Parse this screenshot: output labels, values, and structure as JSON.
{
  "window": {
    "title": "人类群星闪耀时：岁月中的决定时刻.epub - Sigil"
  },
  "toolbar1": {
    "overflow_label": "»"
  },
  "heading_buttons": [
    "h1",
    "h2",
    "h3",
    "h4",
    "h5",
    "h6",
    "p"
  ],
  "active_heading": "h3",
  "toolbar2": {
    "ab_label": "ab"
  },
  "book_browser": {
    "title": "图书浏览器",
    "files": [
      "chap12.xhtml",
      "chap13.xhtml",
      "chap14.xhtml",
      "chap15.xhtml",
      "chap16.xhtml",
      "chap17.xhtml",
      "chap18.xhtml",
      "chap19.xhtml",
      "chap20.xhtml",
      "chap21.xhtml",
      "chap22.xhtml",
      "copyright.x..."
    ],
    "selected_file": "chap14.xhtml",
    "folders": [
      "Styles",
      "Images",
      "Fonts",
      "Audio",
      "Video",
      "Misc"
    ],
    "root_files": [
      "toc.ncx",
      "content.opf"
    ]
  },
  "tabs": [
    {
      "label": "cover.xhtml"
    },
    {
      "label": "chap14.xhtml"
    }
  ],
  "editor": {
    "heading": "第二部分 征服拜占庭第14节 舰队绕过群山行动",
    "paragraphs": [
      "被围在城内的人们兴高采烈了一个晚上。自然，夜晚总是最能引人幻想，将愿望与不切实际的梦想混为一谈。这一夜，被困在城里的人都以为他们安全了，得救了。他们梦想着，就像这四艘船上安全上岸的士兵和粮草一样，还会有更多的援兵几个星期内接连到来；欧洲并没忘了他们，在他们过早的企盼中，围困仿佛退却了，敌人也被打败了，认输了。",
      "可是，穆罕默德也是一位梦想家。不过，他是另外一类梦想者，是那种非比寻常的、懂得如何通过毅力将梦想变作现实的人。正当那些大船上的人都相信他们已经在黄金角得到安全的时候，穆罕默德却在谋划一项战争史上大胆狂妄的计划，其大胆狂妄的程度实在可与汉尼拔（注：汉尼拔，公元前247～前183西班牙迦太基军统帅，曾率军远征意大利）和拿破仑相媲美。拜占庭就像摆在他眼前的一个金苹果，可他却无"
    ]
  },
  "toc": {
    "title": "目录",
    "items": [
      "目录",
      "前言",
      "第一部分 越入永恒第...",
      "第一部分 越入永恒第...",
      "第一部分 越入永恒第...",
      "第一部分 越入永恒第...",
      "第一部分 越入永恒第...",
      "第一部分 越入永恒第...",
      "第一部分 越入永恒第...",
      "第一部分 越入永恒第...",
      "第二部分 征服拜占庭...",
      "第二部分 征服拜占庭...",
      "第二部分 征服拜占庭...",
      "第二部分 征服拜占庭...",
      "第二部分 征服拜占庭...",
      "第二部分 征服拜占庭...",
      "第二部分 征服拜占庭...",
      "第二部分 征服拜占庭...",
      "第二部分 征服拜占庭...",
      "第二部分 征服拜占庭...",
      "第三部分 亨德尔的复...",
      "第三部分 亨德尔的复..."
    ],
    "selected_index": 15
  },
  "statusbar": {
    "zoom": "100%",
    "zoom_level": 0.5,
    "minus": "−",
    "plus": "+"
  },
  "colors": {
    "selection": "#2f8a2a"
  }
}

* * *

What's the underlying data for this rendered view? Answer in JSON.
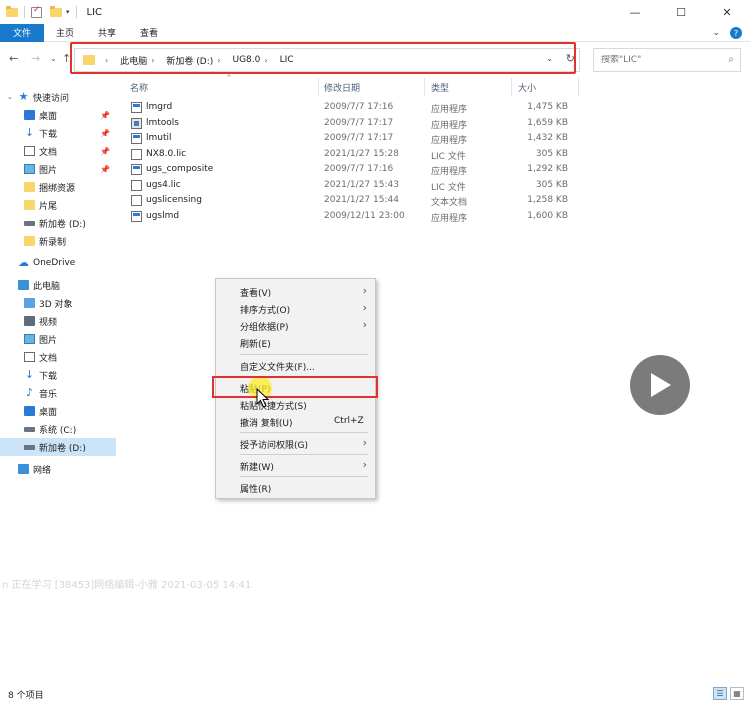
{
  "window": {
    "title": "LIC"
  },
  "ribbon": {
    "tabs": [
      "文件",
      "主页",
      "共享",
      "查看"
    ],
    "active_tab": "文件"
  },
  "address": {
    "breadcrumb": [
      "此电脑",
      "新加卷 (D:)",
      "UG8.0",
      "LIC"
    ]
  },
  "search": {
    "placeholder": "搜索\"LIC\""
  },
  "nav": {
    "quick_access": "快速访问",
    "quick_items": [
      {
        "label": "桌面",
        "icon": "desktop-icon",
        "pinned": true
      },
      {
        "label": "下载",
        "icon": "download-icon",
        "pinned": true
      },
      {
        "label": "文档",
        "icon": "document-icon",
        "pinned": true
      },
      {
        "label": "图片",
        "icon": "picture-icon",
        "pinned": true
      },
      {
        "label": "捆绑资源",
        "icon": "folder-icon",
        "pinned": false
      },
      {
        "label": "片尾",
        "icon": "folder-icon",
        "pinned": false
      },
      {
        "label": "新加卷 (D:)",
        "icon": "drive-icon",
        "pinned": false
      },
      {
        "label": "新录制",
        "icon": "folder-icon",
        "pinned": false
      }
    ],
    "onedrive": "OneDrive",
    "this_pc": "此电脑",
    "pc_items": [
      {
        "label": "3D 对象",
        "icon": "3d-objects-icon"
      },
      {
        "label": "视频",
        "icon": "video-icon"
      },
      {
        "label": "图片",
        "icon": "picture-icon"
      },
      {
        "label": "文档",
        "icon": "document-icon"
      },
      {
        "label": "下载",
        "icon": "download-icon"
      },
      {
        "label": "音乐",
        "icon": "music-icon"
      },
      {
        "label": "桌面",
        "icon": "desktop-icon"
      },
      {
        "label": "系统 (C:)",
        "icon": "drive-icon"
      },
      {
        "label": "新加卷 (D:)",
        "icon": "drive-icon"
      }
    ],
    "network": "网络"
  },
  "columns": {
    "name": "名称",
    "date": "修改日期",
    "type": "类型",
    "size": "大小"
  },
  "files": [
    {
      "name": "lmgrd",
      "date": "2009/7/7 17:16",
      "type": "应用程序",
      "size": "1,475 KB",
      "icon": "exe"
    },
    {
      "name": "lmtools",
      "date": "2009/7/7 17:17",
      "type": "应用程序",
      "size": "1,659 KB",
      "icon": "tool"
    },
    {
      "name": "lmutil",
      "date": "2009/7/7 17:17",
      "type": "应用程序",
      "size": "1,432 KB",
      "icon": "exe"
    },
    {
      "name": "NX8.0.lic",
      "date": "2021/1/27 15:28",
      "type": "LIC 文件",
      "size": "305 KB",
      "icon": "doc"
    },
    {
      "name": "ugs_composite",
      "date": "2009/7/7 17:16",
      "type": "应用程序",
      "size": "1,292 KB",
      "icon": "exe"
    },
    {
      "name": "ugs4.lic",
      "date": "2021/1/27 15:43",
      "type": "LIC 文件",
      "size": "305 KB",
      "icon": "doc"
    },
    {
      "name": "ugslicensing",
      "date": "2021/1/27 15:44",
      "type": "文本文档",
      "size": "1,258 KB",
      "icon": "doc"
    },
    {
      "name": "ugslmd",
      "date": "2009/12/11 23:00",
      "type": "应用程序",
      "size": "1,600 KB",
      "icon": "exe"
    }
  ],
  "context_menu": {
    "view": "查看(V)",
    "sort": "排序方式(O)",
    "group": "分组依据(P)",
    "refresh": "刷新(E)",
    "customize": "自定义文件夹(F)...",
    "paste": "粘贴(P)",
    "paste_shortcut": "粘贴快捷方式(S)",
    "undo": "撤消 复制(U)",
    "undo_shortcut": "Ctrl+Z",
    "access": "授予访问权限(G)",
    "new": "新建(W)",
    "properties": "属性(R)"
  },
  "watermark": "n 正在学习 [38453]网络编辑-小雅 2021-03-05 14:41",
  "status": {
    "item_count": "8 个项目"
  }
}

**Set exercise**: Each line above that includes "name" counts once; state the total and nothing more.

**Complete answer**: 9